**WHAT IS NEEDED:** Take every line where the string "monthly" appears and copy it.

+-------+

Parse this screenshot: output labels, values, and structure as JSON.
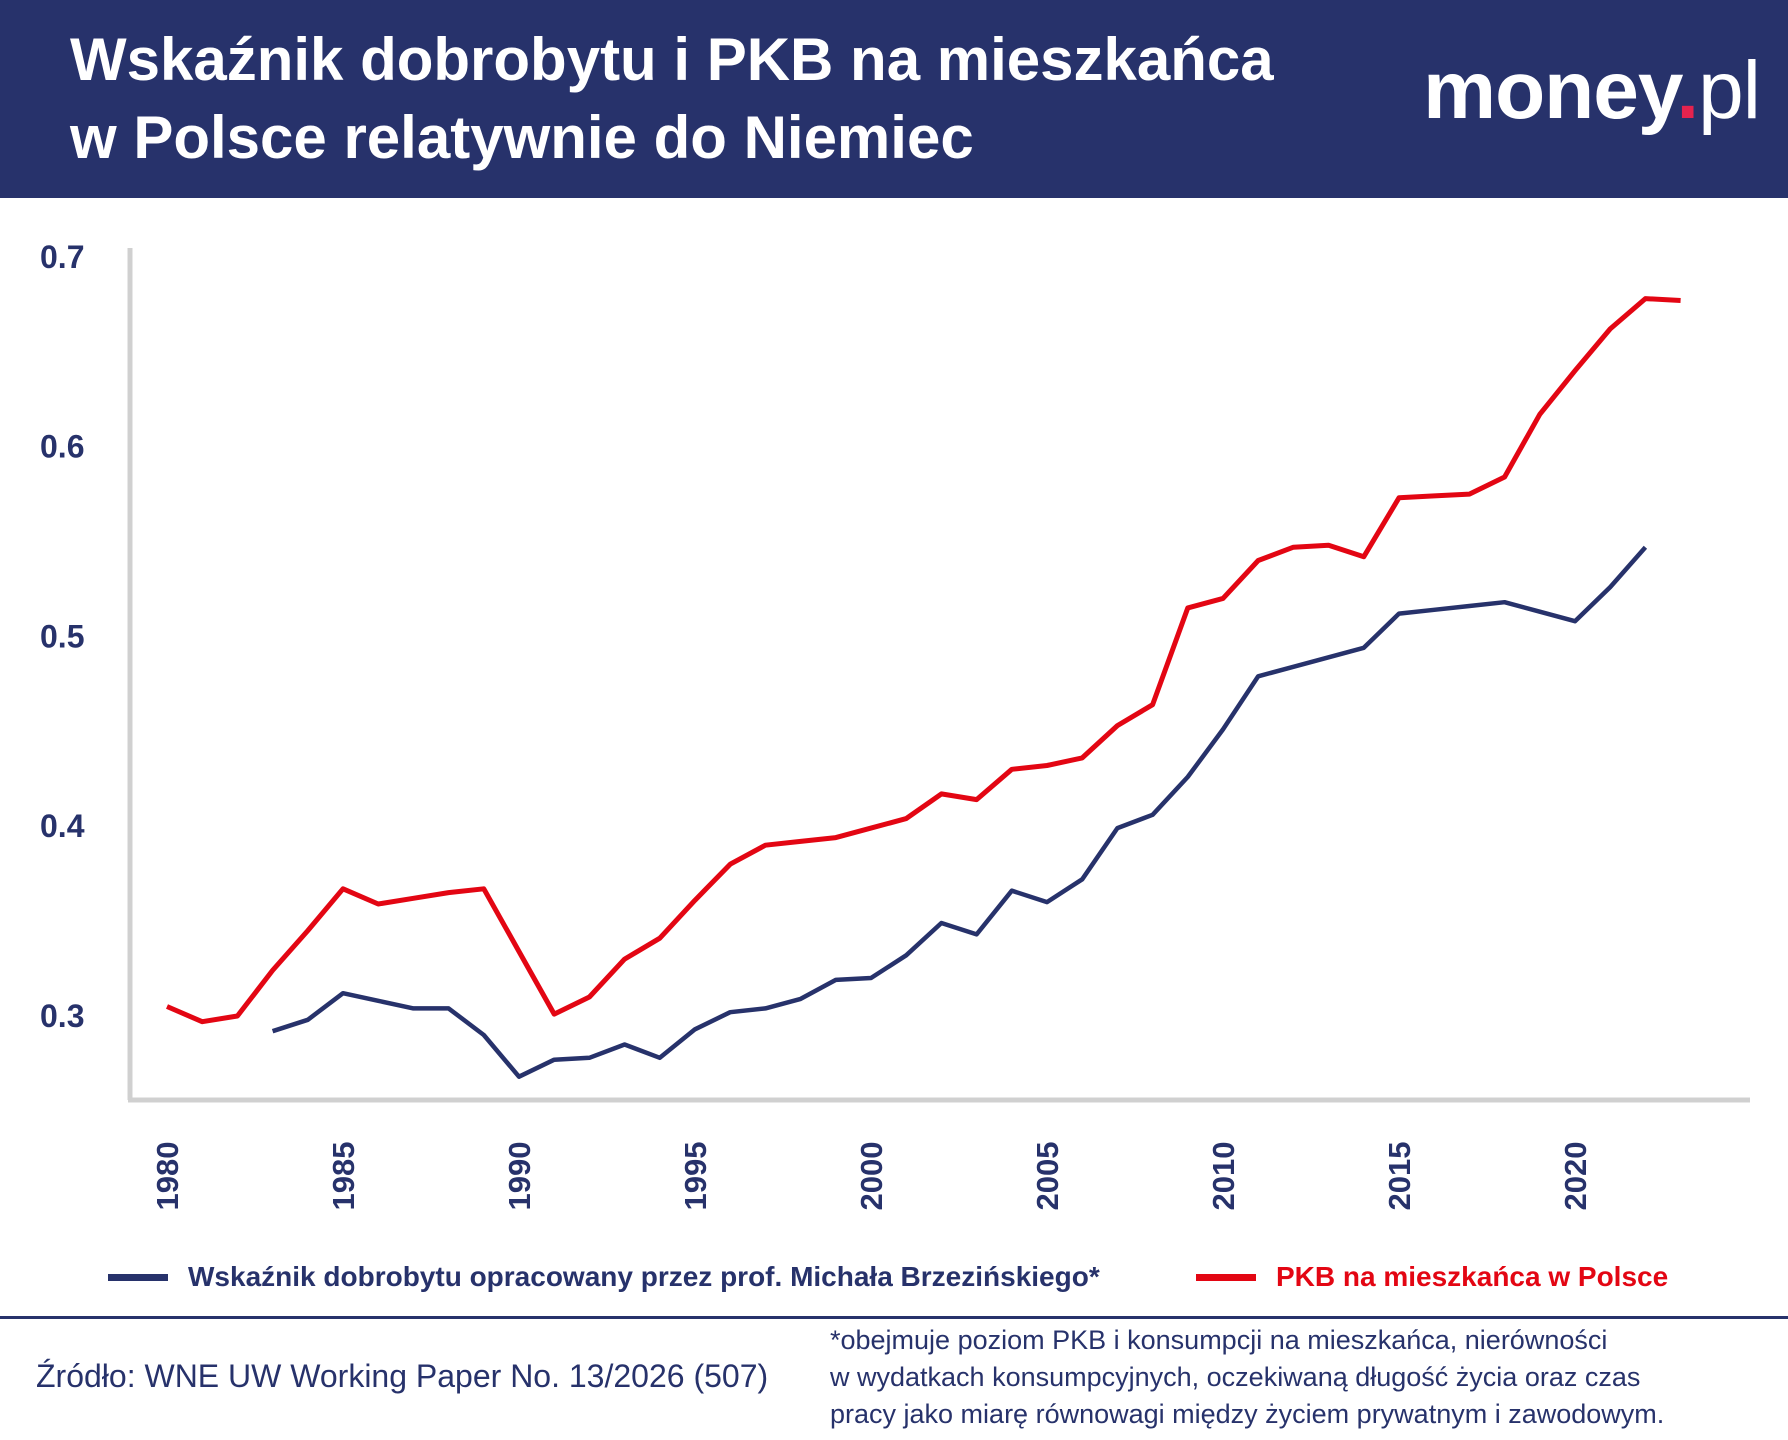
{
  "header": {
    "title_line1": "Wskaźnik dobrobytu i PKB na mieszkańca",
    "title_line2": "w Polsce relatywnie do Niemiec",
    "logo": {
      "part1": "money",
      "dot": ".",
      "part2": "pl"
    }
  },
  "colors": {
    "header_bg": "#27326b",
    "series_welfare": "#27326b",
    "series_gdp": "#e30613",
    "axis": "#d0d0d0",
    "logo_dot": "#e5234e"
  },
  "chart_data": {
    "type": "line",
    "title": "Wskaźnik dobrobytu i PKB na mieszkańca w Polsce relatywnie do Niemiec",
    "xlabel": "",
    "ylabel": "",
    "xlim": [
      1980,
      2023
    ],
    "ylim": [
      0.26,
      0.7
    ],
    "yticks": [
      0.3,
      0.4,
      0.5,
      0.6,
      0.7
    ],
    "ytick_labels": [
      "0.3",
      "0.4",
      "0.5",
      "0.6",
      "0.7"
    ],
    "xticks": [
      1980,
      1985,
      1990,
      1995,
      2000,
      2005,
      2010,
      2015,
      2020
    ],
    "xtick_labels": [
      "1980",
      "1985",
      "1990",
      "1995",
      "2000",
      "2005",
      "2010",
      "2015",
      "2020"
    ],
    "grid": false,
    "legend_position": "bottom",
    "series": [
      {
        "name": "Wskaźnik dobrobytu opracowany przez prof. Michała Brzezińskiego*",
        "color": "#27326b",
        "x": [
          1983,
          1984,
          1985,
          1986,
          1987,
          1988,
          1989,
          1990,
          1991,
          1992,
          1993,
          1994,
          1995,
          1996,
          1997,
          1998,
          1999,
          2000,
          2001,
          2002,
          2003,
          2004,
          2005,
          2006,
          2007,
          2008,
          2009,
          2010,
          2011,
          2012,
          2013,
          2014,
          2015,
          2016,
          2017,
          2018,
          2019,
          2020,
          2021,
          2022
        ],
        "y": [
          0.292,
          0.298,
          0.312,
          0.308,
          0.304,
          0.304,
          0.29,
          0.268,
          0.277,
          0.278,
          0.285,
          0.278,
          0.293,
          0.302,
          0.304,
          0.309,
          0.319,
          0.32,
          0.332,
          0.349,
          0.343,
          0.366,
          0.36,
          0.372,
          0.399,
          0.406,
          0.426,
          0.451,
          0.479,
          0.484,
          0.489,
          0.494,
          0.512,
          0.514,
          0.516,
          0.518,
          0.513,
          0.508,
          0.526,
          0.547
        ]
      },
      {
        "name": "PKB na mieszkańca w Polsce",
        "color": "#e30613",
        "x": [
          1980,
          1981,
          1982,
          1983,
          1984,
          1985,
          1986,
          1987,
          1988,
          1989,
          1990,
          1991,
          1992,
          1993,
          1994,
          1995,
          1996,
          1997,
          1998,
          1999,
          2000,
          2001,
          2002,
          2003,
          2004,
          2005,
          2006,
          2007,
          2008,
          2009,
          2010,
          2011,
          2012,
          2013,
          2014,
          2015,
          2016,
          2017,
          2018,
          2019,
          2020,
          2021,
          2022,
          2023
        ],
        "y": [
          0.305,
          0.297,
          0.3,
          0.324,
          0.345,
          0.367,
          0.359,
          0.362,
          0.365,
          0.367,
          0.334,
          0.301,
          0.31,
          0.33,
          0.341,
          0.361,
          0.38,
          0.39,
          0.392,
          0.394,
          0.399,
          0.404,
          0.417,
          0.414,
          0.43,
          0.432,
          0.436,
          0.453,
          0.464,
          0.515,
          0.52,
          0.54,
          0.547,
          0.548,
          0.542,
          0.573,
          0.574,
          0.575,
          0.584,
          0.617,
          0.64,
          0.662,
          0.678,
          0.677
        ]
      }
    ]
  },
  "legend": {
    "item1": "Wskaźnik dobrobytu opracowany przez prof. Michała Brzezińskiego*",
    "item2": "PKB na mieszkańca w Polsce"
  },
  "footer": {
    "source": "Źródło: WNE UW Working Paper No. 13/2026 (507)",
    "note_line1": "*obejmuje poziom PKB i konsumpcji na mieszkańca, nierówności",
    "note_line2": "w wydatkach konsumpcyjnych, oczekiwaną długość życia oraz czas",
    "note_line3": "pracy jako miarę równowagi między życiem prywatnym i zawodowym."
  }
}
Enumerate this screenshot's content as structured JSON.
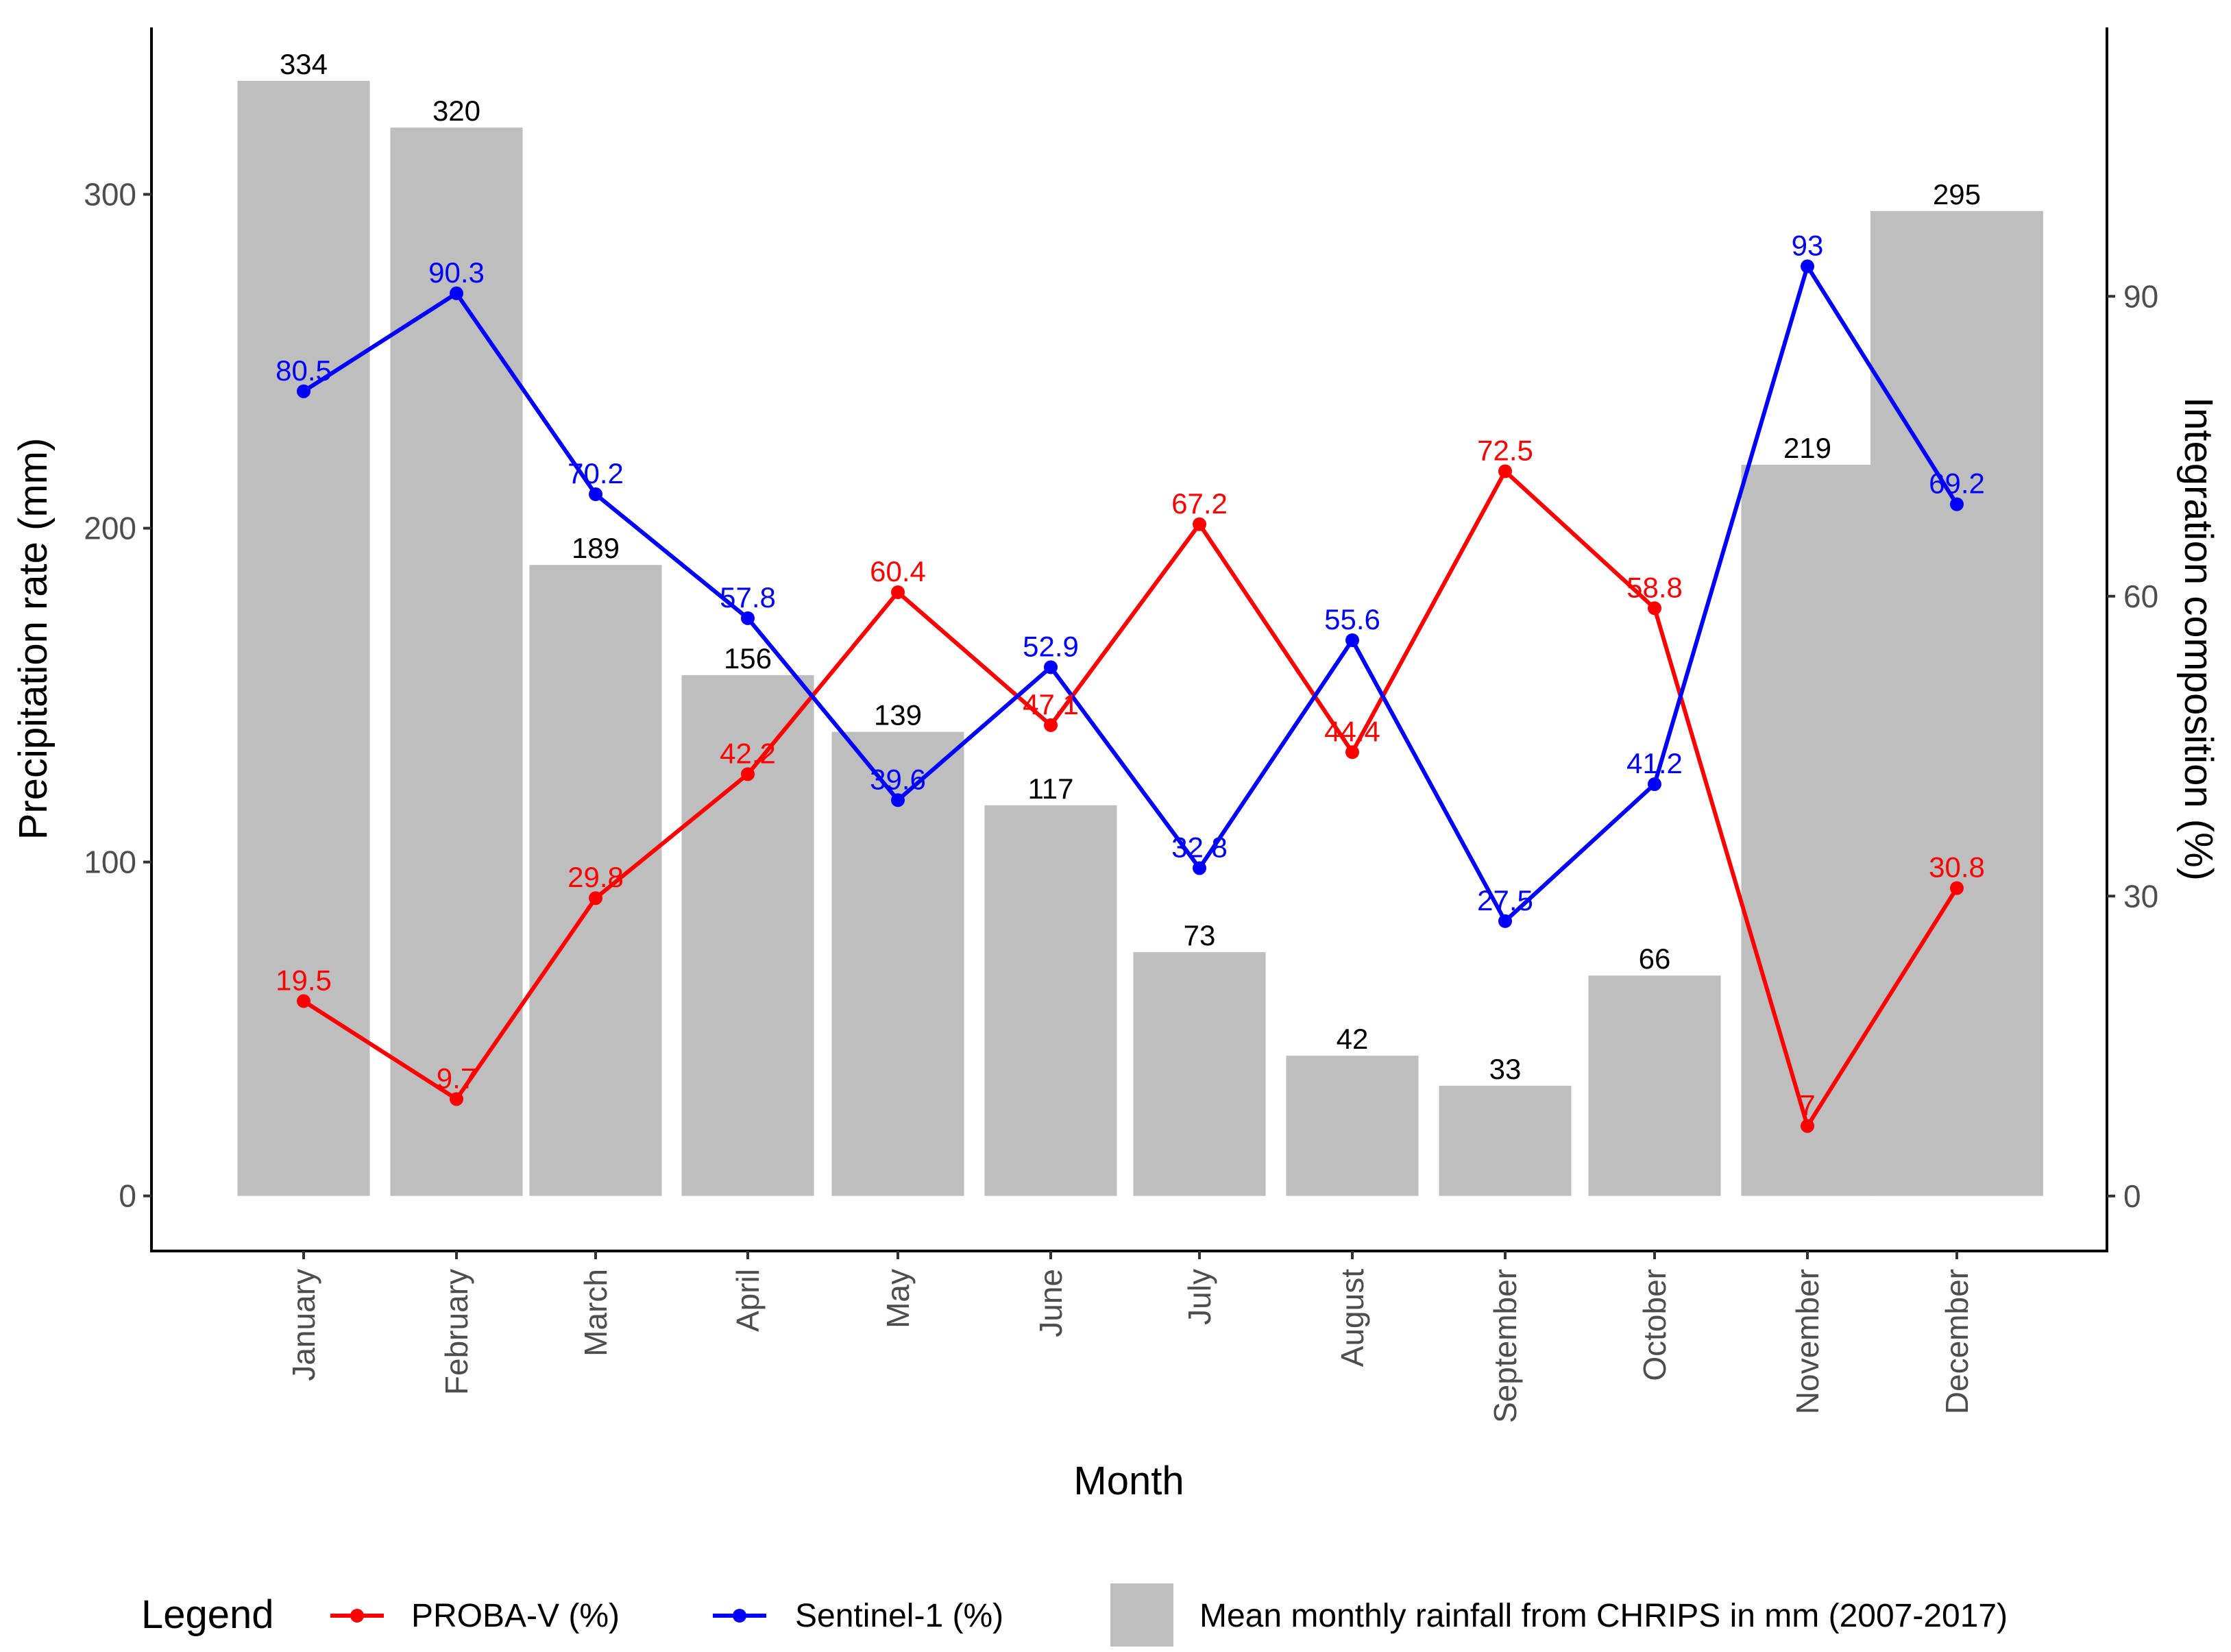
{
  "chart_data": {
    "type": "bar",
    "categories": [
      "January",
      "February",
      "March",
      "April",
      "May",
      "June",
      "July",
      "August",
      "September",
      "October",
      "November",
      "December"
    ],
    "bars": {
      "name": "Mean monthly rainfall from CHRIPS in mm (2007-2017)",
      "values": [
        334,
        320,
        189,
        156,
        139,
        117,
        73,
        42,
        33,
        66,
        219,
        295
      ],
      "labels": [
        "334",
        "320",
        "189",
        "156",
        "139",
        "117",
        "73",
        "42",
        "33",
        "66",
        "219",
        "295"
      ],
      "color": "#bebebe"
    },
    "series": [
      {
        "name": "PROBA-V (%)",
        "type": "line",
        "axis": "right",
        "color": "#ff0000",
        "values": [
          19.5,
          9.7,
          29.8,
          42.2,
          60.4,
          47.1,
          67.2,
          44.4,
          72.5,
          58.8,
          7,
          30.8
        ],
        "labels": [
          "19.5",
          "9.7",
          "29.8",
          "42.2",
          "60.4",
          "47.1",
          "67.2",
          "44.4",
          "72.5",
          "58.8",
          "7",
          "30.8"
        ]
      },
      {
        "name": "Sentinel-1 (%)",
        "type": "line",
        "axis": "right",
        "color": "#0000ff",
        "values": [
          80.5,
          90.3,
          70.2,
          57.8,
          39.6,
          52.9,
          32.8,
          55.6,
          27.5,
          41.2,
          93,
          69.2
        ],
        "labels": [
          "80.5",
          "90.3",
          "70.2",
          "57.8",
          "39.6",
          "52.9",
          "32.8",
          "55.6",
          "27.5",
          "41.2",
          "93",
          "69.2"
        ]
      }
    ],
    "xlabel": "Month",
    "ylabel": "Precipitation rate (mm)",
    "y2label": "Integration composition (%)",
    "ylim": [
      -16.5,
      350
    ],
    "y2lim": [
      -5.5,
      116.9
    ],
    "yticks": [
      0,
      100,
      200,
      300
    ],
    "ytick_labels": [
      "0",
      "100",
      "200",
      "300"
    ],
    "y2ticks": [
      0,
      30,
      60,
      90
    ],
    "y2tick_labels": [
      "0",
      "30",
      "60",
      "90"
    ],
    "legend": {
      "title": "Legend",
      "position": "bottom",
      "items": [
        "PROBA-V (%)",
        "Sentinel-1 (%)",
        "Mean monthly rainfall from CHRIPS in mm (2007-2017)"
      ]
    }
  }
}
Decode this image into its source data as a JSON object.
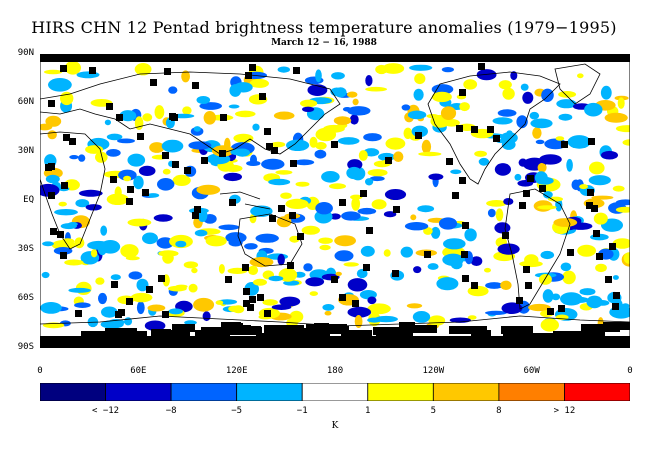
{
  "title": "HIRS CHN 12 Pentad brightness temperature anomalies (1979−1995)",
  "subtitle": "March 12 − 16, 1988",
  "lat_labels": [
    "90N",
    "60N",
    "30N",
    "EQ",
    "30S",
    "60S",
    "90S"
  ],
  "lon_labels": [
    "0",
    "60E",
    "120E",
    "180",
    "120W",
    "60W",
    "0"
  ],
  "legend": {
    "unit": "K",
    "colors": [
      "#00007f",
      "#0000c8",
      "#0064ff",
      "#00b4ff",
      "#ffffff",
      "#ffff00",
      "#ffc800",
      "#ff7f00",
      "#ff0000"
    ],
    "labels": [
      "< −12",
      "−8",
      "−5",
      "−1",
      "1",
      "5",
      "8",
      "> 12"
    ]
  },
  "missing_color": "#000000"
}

+-------+

**FINISHED TASK:**
      "name": "Mean monthly rainfall from CHRIPS in mm (2007-2017)",
        "Mean monthly rainfall from CHRIPS in mm (2007-2017)"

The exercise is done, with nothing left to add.